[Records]
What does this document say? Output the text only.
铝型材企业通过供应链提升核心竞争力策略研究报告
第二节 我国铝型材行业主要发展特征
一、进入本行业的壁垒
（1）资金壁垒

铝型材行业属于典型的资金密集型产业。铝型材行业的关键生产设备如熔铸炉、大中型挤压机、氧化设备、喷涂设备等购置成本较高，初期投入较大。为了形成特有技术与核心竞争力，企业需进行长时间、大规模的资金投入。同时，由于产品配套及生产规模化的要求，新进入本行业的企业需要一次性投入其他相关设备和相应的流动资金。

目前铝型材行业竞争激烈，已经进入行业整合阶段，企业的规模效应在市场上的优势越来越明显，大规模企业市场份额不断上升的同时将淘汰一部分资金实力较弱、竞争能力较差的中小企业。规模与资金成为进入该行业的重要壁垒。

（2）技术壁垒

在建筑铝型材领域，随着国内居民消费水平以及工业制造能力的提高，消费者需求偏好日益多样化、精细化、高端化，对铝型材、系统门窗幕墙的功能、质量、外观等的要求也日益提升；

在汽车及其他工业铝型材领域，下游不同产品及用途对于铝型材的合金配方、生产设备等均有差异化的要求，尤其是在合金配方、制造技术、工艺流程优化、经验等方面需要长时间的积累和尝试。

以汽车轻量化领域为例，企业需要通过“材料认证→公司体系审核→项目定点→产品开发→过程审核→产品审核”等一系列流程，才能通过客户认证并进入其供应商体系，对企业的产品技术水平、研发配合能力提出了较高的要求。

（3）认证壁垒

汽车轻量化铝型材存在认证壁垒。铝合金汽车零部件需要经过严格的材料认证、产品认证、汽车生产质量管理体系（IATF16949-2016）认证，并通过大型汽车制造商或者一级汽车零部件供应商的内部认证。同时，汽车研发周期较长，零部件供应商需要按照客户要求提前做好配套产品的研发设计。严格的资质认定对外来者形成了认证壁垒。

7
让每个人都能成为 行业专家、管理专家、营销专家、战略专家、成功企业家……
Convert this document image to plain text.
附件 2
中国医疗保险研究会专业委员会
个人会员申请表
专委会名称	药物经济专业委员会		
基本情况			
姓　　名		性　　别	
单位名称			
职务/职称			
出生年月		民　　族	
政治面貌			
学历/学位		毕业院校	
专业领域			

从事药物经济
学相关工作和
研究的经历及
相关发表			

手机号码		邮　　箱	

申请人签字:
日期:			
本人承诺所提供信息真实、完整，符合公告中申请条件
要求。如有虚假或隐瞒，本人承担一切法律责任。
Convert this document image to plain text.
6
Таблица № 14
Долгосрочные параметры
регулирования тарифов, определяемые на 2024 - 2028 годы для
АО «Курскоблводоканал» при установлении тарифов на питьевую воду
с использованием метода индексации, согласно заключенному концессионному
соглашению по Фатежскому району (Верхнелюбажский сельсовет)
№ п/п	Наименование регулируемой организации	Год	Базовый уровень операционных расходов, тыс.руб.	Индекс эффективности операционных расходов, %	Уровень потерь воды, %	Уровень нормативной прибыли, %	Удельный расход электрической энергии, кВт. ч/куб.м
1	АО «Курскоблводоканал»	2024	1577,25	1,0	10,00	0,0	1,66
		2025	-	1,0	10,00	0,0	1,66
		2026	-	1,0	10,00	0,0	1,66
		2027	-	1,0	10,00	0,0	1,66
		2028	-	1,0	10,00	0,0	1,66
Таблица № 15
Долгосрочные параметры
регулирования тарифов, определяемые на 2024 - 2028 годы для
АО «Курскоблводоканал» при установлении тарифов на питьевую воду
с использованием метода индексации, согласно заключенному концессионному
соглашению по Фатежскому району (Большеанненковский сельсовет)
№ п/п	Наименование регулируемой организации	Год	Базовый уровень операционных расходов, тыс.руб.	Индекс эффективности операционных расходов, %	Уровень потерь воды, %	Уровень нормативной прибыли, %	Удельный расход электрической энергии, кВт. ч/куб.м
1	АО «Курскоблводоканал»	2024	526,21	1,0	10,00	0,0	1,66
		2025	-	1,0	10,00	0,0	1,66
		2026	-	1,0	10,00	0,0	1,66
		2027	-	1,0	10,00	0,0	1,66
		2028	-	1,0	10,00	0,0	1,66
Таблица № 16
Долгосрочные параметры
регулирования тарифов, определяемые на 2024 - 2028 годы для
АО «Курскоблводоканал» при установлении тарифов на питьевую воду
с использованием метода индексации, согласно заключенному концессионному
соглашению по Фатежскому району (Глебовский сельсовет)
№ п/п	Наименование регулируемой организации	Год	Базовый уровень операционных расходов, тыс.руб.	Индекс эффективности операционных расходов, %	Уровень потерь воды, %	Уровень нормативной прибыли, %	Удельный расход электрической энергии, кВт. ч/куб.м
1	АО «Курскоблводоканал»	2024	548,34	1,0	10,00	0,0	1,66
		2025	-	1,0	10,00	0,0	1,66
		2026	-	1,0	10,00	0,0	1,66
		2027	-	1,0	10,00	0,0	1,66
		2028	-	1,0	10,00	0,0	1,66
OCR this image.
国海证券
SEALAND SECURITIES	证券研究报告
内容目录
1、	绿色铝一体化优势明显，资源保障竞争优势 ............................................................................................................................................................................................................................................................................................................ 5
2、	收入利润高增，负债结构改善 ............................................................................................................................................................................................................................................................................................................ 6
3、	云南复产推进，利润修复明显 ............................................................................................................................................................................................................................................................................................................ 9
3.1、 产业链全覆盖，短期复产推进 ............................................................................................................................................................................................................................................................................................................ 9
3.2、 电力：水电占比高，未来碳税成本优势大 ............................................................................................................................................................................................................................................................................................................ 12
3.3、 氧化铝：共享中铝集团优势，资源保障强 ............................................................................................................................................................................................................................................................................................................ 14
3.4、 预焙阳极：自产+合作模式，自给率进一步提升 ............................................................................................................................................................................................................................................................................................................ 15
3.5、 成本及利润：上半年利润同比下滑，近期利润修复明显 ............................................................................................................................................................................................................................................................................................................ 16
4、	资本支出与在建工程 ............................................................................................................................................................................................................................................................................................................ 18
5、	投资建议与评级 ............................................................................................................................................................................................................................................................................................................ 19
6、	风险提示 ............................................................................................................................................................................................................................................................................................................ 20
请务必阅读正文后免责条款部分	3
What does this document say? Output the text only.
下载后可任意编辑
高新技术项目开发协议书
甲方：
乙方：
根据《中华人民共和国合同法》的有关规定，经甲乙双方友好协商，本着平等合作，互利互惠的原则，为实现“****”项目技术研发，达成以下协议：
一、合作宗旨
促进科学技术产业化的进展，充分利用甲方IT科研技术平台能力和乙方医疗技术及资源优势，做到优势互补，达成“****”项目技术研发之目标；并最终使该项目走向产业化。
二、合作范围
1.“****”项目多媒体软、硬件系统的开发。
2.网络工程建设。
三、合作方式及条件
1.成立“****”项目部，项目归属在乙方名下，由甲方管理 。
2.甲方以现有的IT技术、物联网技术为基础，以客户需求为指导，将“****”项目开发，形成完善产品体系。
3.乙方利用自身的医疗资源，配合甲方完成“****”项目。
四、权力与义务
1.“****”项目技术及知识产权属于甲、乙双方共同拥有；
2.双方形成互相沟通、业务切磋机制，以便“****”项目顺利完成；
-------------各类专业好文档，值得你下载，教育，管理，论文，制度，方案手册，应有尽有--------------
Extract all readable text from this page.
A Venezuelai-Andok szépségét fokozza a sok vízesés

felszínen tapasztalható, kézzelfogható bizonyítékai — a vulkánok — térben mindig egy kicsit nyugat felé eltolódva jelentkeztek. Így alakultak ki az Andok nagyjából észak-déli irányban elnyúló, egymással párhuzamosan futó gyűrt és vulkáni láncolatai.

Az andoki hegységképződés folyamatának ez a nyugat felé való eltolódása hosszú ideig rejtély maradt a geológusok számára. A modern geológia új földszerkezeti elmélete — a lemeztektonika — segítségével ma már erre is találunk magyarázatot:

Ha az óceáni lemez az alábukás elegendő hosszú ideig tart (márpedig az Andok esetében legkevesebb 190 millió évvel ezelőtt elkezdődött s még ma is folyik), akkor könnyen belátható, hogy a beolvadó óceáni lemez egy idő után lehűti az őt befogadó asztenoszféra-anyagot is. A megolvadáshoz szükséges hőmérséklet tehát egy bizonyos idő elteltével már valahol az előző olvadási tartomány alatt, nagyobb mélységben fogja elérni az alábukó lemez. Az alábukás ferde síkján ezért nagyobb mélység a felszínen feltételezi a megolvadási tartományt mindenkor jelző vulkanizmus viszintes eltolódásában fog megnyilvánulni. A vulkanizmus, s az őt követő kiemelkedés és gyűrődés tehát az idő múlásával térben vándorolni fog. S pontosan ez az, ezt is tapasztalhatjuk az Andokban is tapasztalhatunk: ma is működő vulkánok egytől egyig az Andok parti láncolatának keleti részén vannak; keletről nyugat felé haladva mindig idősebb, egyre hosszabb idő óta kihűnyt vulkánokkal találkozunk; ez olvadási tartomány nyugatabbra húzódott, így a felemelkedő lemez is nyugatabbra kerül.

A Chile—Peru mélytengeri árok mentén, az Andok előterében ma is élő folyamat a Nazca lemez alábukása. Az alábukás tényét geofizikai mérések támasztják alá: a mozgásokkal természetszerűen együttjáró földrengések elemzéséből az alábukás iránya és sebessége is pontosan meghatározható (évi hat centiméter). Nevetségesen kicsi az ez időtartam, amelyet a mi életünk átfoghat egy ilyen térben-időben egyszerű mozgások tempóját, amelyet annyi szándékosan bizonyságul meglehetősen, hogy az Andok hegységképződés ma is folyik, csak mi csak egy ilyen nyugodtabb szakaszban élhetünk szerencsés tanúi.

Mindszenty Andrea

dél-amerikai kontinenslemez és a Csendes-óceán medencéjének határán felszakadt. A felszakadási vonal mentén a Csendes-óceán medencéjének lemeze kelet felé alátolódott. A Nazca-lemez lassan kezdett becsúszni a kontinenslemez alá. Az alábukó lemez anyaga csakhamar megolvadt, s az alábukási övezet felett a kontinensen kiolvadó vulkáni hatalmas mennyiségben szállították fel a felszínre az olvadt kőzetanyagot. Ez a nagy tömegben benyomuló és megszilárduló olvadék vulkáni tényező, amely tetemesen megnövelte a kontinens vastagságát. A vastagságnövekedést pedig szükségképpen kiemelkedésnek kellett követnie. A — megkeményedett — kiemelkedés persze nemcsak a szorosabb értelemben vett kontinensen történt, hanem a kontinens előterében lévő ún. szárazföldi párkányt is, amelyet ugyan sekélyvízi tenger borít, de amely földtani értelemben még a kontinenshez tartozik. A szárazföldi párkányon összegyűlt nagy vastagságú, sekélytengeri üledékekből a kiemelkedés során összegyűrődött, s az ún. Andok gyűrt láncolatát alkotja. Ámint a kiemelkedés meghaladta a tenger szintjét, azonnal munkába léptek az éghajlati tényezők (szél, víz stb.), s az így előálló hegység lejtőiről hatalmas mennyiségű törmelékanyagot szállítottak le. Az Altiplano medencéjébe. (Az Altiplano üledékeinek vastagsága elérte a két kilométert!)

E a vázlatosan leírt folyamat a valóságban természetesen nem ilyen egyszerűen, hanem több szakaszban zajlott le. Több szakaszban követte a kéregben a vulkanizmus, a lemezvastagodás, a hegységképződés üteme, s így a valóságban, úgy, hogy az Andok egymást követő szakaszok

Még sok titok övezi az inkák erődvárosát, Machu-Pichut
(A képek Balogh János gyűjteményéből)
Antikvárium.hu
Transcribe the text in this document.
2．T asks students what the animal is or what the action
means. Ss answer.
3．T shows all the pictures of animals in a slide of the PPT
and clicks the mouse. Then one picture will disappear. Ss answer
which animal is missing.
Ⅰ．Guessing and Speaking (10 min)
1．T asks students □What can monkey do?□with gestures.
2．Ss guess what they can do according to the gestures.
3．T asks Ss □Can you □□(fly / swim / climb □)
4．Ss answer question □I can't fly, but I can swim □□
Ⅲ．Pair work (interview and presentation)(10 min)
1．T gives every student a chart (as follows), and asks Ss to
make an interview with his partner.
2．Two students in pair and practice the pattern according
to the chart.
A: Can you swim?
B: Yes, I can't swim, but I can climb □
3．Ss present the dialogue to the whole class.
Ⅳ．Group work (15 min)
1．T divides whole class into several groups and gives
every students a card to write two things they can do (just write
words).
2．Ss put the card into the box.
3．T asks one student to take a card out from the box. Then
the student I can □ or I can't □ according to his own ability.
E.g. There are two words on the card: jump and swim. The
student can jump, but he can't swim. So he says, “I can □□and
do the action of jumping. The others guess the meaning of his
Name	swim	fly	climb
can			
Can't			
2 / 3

Task to complete:
Check each line of the records for "pontosan" and copy the ones that contain it.

Expected answer:
Ha az óceáni lemez az alábukás elegendő hosszú ideig tart (márpedig az Andok esetében legkevesebb 190 millió évvel ezelőtt elkezdődött s még ma is folyik), akkor könnyen belátható, hogy a beolvadó óceáni lemez egy idő után lehűti az őt befogadó asztenoszféra-anyagot is. A megolvadáshoz szükséges hőmérséklet tehát egy bizonyos idő elteltével már valahol az előző olvadási tartomány alatt, nagyobb mélységben fogja elérni az alábukó lemez. Az alábukás ferde síkján ezért nagyobb mélység a felszínen feltételezi a megolvadási tartományt mindenkor jelző vulkanizmus viszintes eltolódásában fog megnyilvánulni. A vulkanizmus, s az őt követő kiemelkedés és gyűrődés tehát az idő múlásával térben vándorolni fog. S pontosan ez az, ezt is tapasztalhatjuk az Andokban is tapasztalhatunk: ma is működő vulkánok egytől egyig az Andok parti láncolatának keleti részén vannak; keletről nyugat felé haladva mindig idősebb, egyre hosszabb idő óta kihűnyt vulkánokkal találkozunk; ez olvadási tartomány nyugatabbra húzódott, így a felemelkedő lemez is nyugatabbra kerül.
A Chile—Peru mélytengeri árok mentén, az Andok előterében ma is élő folyamat a Nazca lemez alábukása. Az alábukás tényét geofizikai mérések támasztják alá: a mozgásokkal természetszerűen együttjáró földrengések elemzéséből az alábukás iránya és sebessége is pontosan meghatározható (évi hat centiméter). Nevetségesen kicsi az ez időtartam, amelyet a mi életünk átfoghat egy ilyen térben-időben egyszerű mozgások tempóját, amelyet annyi szándékosan bizonyságul meglehetősen, hogy az Andok hegységképződés ma is folyik, csak mi csak egy ilyen nyugodtabb szakaszban élhetünk szerencsés tanúi.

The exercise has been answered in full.